= Page text =
* begin *

Upon receiving the context save and restore request, the context control circuit **240** saves the second context **277** held in the context register **302**, into the context storage unit **230**. That is, the context control circuit **240** reads the second context **277** held in the context register **302**, and stores the read second context in the context storage unit **230**.

The context control circuit **240** then restores the second context corresponding to the context ID included in the input request, which is stored in the context storage unit **230**, into the context register **302**. That is, the context control circuit **240** reads the second context **232** corresponding to the context ID included in the input request from the context storage unit **230**, and stores the read second context in the context register **302**.

When the context switching is not necessary (Step S**303**: No) or after the context switching is performed (Step S**304**), the control unit **308** causes the selector **304** to select the input data outputted from the arbitration circuit **250**. As a result, the input data outputted from the arbitration circuit **250** is stored in the input register **301**. Note here that the storage of the input data into the input register **301** may be performed before or at the same time as Steps S**303** and S**304**.

The control unit **308** also causes the selector **306** to select the second context held in the context register **302**, and the selector **307** to select the input data held in the input register **301**. As a result, the input data held in the input register **301** and the second context **277** held in the context register **302** are inputted in the cryptographic operation core **303**.

* end *

= Supplied data =
* begin *

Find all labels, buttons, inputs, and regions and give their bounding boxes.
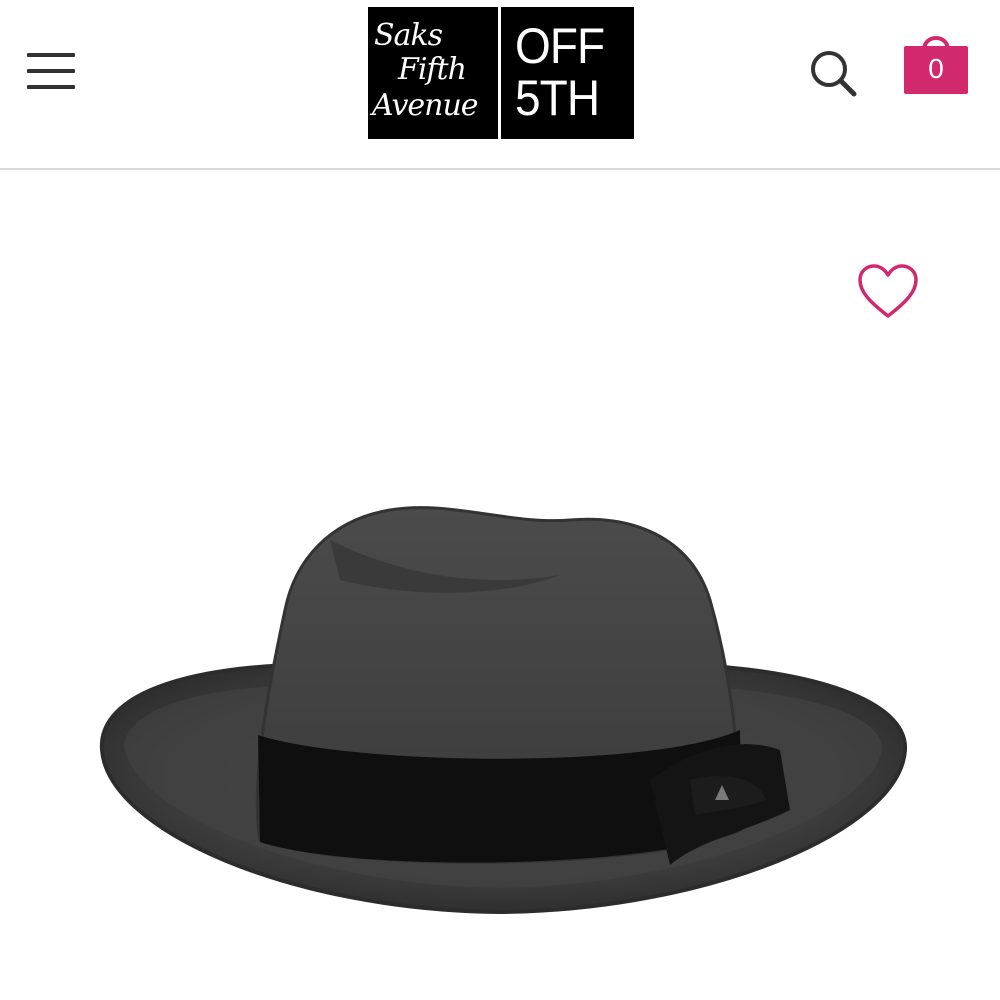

* end *

= Prompt 1 =
In the context-switching passage, which selector does the control unit 308 cause to select the input data outputted from the arbitration circuit 250?
= Prompt 2 =
Continue the context-switching passage from the point where it stops.

= Exercise response 1 =
Selector 304

= Exercise response 2 =
The cryptographic operation core **303** performs a cryptographic operation on the input data held in the input register **301**, using the second context held in the context register **302** (Step S**305**). The control unit **308** further causes the selector **305** to select a second context outputted from the cryptographic operation core **303**. Hence a second context generated by the cryptographic operation is stored in the context register **302**.

Output data generated as a result of the cryptographic operation by the cryptographic operation core **303** is outputted to the arbitration circuit **250**. In addition, the control unit **308** outputs an output request to the arbitration circuit **260** (Step S**307**).

After completing the output of the output data to the arbitration circuit **250** (Step S**308**: Yes), the cryptographic operation circuit **273** ends the cryptographic operation process for the input request received in Step S**301**.

On the other hand, when the arbitration circuit **260** instructs to receive input data from the pseudo-cryptographic operation circuit **274** (Step S**302**: No), that is, when the received input request is an input request made to the pseudo-cryptographic operation circuit **274**, the control unit **308** causes the selector **306** to select the second context held in the context register **312**, and the selector **307** to select the input data held in the input register **311**. As a result, the input data held in the input register **311** and the second context **278** held in the context register **312** are inputted in the cryptographic operation core **303**.

The cryptographic operation core **303** performs a cryptographic operation on the input data held in the input register **311**, using the second context **278** held in the context register **312** (Step S**306**). The cryptographic operation core **303** outputs output data and a second context generated by the cryptographic operation, to the pseudo-cryptographic operation circuit **274**. The control unit **308** outputs an output request to the arbitration circuit **260** (Step S**307**).

After completing the output of the output data to the pseudo-cryptographic operation circuit **274** (Step S**308**: Yes), the cryptographic operation circuit **273** ends the cryptographic operation process for the input request received in Step S**301**.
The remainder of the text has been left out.